**Problem statement:**
An exact copy of every record is needed.

** Start of Data shown **

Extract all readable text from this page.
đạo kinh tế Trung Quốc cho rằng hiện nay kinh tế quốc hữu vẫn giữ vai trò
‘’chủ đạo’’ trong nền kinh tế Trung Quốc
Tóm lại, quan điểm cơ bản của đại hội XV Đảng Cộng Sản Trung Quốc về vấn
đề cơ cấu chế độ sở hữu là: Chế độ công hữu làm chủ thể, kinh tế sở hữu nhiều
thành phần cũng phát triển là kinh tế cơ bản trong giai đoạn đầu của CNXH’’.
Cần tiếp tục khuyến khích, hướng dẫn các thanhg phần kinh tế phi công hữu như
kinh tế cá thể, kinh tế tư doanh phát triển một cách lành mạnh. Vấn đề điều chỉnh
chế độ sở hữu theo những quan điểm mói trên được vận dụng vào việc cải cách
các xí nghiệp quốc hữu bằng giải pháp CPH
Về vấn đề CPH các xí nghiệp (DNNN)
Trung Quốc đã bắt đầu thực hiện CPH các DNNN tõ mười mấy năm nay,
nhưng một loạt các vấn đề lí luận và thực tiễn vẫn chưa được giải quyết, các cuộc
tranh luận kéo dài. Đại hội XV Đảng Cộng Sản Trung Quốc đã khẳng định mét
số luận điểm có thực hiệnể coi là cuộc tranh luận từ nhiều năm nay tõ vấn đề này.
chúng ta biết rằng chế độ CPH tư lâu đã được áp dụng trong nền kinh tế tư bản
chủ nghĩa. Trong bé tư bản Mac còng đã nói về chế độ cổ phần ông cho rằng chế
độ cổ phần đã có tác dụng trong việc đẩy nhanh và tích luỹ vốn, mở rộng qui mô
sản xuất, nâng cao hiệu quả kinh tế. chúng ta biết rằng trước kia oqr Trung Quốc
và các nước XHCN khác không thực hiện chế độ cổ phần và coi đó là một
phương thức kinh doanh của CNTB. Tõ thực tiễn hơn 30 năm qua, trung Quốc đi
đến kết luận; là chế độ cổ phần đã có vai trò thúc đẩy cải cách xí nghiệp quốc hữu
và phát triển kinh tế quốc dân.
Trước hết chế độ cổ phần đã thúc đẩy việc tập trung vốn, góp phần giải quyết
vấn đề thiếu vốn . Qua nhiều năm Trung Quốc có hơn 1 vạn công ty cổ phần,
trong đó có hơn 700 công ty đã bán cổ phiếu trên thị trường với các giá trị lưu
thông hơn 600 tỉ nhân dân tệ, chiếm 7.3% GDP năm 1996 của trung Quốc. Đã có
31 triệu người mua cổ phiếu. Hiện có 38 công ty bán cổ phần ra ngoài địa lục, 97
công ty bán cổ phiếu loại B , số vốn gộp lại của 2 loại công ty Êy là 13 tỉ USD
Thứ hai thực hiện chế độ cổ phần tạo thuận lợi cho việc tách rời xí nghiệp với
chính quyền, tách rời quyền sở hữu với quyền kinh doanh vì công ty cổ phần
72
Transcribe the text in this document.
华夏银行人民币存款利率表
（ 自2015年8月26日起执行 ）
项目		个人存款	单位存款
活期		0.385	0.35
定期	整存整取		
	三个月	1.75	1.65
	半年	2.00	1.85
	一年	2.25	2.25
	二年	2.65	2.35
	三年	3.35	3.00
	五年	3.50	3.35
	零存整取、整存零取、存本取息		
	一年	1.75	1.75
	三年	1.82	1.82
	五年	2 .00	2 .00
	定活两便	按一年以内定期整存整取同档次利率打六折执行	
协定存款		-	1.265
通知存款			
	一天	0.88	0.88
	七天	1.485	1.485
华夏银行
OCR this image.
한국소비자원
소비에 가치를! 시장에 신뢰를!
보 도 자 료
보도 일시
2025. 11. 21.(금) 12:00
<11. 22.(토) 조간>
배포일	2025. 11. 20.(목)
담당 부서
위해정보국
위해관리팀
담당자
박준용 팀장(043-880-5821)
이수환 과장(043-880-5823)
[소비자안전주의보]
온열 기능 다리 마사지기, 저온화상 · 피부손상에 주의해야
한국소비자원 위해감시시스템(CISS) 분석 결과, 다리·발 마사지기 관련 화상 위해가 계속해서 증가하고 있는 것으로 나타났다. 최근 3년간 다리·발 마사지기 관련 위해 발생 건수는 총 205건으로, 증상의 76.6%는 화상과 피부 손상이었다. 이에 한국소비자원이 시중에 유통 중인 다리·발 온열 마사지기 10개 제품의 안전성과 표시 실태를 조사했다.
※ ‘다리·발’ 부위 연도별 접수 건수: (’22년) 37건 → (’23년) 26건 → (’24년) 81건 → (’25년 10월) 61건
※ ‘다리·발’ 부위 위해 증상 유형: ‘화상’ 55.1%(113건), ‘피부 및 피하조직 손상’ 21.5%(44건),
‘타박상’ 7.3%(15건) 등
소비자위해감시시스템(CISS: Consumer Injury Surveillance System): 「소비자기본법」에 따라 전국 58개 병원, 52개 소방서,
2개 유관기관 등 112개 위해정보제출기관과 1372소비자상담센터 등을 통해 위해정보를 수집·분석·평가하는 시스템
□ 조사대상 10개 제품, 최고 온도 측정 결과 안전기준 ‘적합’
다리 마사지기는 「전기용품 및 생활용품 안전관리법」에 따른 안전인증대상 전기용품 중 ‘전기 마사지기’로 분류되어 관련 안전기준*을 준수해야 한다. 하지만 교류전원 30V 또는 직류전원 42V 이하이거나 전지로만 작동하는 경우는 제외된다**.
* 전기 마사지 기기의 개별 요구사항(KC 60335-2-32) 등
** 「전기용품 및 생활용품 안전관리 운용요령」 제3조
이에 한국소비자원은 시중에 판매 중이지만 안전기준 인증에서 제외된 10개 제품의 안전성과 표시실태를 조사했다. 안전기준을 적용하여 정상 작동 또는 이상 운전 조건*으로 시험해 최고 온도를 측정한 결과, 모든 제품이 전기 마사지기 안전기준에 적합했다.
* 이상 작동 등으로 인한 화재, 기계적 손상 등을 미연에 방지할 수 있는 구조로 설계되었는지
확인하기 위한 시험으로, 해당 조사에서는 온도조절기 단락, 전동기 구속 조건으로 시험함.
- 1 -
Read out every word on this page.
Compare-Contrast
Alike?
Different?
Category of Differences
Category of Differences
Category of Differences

** End of Data shown **

**Worked solution:**
Extract all readable text from this page.
đạo kinh tế Trung Quốc cho rằng hiện nay kinh tế quốc hữu vẫn giữ vai trò
‘’chủ đạo’’ trong nền kinh tế Trung Quốc
Tóm lại, quan điểm cơ bản của đại hội XV Đảng Cộng Sản Trung Quốc về vấn
đề cơ cấu chế độ sở hữu là: Chế độ công hữu làm chủ thể, kinh tế sở hữu nhiều
thành phần cũng phát triển là kinh tế cơ bản trong giai đoạn đầu của CNXH’’.
Cần tiếp tục khuyến khích, hướng dẫn các thanhg phần kinh tế phi công hữu như
kinh tế cá thể, kinh tế tư doanh phát triển một cách lành mạnh. Vấn đề điều chỉnh
chế độ sở hữu theo những quan điểm mói trên được vận dụng vào việc cải cách
các xí nghiệp quốc hữu bằng giải pháp CPH
Về vấn đề CPH các xí nghiệp (DNNN)
Trung Quốc đã bắt đầu thực hiện CPH các DNNN tõ mười mấy năm nay,
nhưng một loạt các vấn đề lí luận và thực tiễn vẫn chưa được giải quyết, các cuộc
tranh luận kéo dài. Đại hội XV Đảng Cộng Sản Trung Quốc đã khẳng định mét
số luận điểm có thực hiệnể coi là cuộc tranh luận từ nhiều năm nay tõ vấn đề này.
chúng ta biết rằng chế độ CPH tư lâu đã được áp dụng trong nền kinh tế tư bản
chủ nghĩa. Trong bé tư bản Mac còng đã nói về chế độ cổ phần ông cho rằng chế
độ cổ phần đã có tác dụng trong việc đẩy nhanh và tích luỹ vốn, mở rộng qui mô
sản xuất, nâng cao hiệu quả kinh tế. chúng ta biết rằng trước kia oqr Trung Quốc
và các nước XHCN khác không thực hiện chế độ cổ phần và coi đó là một
phương thức kinh doanh của CNTB. Tõ thực tiễn hơn 30 năm qua, trung Quốc đi
đến kết luận; là chế độ cổ phần đã có vai trò thúc đẩy cải cách xí nghiệp quốc hữu
và phát triển kinh tế quốc dân.
Trước hết chế độ cổ phần đã thúc đẩy việc tập trung vốn, góp phần giải quyết
vấn đề thiếu vốn . Qua nhiều năm Trung Quốc có hơn 1 vạn công ty cổ phần,
trong đó có hơn 700 công ty đã bán cổ phiếu trên thị trường với các giá trị lưu
thông hơn 600 tỉ nhân dân tệ, chiếm 7.3% GDP năm 1996 của trung Quốc. Đã có
31 triệu người mua cổ phiếu. Hiện có 38 công ty bán cổ phần ra ngoài địa lục, 97
công ty bán cổ phiếu loại B , số vốn gộp lại của 2 loại công ty Êy là 13 tỉ USD
Thứ hai thực hiện chế độ cổ phần tạo thuận lợi cho việc tách rời xí nghiệp với
chính quyền, tách rời quyền sở hữu với quyền kinh doanh vì công ty cổ phần
72
Transcribe the text in this document.
华夏银行人民币存款利率表
（ 自2015年8月26日起执行 ）
项目		个人存款	单位存款
活期		0.385	0.35
定期	整存整取		
	三个月	1.75	1.65
	半年	2.00	1.85
	一年	2.25	2.25
	二年	2.65	2.35
	三年	3.35	3.00
	五年	3.50	3.35
	零存整取、整存零取、存本取息		
	一年	1.75	1.75
	三年	1.82	1.82
	五年	2 .00	2 .00
	定活两便	按一年以内定期整存整取同档次利率打六折执行	
协定存款		-	1.265
通知存款			
	一天	0.88	0.88
	七天	1.485	1.485
华夏银行
OCR this image.
한국소비자원
소비에 가치를! 시장에 신뢰를!
보 도 자 료
보도 일시
2025. 11. 21.(금) 12:00
<11. 22.(토) 조간>
배포일	2025. 11. 20.(목)
담당 부서
위해정보국
위해관리팀
담당자
박준용 팀장(043-880-5821)
이수환 과장(043-880-5823)
[소비자안전주의보]
온열 기능 다리 마사지기, 저온화상 · 피부손상에 주의해야
한국소비자원 위해감시시스템(CISS) 분석 결과, 다리·발 마사지기 관련 화상 위해가 계속해서 증가하고 있는 것으로 나타났다. 최근 3년간 다리·발 마사지기 관련 위해 발생 건수는 총 205건으로, 증상의 76.6%는 화상과 피부 손상이었다. 이에 한국소비자원이 시중에 유통 중인 다리·발 온열 마사지기 10개 제품의 안전성과 표시 실태를 조사했다.
※ ‘다리·발’ 부위 연도별 접수 건수: (’22년) 37건 → (’23년) 26건 → (’24년) 81건 → (’25년 10월) 61건
※ ‘다리·발’ 부위 위해 증상 유형: ‘화상’ 55.1%(113건), ‘피부 및 피하조직 손상’ 21.5%(44건),
‘타박상’ 7.3%(15건) 등
소비자위해감시시스템(CISS: Consumer Injury Surveillance System): 「소비자기본법」에 따라 전국 58개 병원, 52개 소방서,
2개 유관기관 등 112개 위해정보제출기관과 1372소비자상담센터 등을 통해 위해정보를 수집·분석·평가하는 시스템
□ 조사대상 10개 제품, 최고 온도 측정 결과 안전기준 ‘적합’
다리 마사지기는 「전기용품 및 생활용품 안전관리법」에 따른 안전인증대상 전기용품 중 ‘전기 마사지기’로 분류되어 관련 안전기준*을 준수해야 한다. 하지만 교류전원 30V 또는 직류전원 42V 이하이거나 전지로만 작동하는 경우는 제외된다**.
* 전기 마사지 기기의 개별 요구사항(KC 60335-2-32) 등
** 「전기용품 및 생활용품 안전관리 운용요령」 제3조
이에 한국소비자원은 시중에 판매 중이지만 안전기준 인증에서 제외된 10개 제품의 안전성과 표시실태를 조사했다. 안전기준을 적용하여 정상 작동 또는 이상 운전 조건*으로 시험해 최고 온도를 측정한 결과, 모든 제품이 전기 마사지기 안전기준에 적합했다.
* 이상 작동 등으로 인한 화재, 기계적 손상 등을 미연에 방지할 수 있는 구조로 설계되었는지
확인하기 위한 시험으로, 해당 조사에서는 온도조절기 단락, 전동기 구속 조건으로 시험함.
- 1 -
Read out every word on this page.
Compare-Contrast
Alike?
Different?
Category of Differences
Category of Differences
Category of Differences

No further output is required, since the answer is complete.